EXERCISE REQUIREMENTS
Using the material below, copy every line where "Aurore" appears.

** begin **

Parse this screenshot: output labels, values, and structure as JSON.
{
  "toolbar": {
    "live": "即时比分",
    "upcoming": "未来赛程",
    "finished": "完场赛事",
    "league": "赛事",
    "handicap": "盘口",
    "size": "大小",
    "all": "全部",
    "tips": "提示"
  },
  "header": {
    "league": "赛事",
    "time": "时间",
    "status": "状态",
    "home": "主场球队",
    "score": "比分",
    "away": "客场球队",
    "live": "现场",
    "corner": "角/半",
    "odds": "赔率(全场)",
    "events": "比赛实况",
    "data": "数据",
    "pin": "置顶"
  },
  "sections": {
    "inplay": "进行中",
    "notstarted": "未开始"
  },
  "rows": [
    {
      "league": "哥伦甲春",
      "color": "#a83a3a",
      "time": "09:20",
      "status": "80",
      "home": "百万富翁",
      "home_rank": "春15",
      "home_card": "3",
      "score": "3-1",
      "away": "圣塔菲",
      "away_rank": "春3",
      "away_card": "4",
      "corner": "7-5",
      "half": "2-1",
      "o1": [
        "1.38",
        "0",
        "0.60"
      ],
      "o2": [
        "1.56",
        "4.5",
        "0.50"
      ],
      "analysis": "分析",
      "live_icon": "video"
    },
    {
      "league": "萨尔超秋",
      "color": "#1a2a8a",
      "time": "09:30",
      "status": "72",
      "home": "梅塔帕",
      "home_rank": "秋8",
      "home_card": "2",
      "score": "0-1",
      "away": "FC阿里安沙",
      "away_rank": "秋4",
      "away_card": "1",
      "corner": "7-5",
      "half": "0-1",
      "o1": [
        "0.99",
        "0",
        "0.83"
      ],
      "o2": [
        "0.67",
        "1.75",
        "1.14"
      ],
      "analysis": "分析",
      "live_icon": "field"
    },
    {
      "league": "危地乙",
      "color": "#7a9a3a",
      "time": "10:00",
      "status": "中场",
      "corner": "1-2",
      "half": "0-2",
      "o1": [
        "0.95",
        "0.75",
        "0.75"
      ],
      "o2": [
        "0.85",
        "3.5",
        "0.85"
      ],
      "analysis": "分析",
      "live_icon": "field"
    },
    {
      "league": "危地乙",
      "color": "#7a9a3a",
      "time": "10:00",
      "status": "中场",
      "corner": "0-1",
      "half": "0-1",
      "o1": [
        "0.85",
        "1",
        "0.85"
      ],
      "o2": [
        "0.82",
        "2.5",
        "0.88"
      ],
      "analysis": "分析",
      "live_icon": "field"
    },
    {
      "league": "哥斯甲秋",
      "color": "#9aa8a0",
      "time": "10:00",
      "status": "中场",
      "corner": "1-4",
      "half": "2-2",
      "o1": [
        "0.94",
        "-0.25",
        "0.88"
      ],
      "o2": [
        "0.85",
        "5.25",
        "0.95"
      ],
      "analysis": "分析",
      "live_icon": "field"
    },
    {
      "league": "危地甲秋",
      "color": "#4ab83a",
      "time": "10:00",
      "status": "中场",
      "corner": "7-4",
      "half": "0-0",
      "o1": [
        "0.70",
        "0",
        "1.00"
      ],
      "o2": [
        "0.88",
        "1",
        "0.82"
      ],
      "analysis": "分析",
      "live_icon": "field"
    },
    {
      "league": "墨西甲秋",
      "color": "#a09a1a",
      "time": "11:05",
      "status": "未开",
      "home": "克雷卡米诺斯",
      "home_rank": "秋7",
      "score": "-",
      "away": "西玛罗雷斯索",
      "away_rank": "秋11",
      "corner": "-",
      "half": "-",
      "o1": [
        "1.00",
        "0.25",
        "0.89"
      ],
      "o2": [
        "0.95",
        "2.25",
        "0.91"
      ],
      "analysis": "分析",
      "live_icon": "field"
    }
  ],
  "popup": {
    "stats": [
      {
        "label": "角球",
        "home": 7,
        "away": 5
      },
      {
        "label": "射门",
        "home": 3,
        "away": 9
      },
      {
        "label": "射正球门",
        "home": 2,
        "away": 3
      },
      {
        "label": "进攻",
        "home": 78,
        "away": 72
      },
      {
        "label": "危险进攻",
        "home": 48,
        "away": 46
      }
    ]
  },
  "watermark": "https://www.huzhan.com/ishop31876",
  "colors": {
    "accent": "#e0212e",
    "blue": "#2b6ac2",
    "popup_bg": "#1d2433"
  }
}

** end **
** begin **

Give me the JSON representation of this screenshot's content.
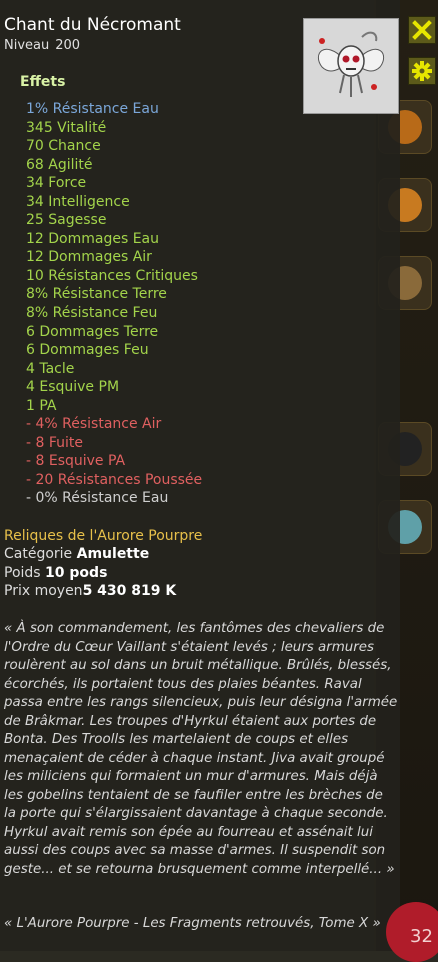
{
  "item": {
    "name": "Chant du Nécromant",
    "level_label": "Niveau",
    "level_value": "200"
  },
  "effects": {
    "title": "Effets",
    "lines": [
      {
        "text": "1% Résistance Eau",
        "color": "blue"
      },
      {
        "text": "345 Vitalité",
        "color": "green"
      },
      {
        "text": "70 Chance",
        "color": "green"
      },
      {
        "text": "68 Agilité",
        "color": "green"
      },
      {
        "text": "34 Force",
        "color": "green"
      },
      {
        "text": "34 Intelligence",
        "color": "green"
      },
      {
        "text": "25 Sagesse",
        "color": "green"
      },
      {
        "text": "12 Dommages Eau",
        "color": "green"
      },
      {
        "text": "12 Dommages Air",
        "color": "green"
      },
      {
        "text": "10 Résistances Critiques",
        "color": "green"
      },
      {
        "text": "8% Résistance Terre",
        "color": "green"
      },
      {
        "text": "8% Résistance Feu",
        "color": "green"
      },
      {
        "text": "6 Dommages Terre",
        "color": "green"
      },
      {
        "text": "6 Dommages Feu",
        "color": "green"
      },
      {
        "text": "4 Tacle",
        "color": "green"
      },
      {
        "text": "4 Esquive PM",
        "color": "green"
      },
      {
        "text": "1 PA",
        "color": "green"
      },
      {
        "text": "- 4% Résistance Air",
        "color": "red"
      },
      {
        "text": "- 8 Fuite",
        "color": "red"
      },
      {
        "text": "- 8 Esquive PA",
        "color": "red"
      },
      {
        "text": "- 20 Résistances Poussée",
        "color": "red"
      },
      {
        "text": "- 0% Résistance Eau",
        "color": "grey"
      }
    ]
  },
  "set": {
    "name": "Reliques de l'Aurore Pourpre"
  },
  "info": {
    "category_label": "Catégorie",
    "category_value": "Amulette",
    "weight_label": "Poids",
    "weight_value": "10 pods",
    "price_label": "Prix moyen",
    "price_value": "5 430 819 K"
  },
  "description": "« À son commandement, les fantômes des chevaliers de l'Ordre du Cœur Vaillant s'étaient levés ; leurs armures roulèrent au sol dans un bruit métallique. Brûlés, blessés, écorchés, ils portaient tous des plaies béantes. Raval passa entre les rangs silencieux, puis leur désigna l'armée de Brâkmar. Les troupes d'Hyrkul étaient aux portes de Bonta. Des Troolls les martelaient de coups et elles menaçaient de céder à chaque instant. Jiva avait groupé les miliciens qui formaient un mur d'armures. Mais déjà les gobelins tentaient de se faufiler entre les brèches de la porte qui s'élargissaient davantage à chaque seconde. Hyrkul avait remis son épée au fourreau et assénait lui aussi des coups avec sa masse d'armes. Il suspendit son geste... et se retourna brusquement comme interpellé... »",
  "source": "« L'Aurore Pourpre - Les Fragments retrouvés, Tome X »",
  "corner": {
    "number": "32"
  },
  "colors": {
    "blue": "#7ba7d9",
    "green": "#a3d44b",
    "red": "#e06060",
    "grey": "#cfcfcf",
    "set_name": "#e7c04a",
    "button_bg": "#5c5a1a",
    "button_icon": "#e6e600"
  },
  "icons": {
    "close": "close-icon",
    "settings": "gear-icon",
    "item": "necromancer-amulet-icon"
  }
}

** end **

WRITTEN RESPONSE
    "name": "Reliques de l'Aurore Pourpre"
  "source": "« L'Aurore Pourpre - Les Fragments retrouvés, Tome X »",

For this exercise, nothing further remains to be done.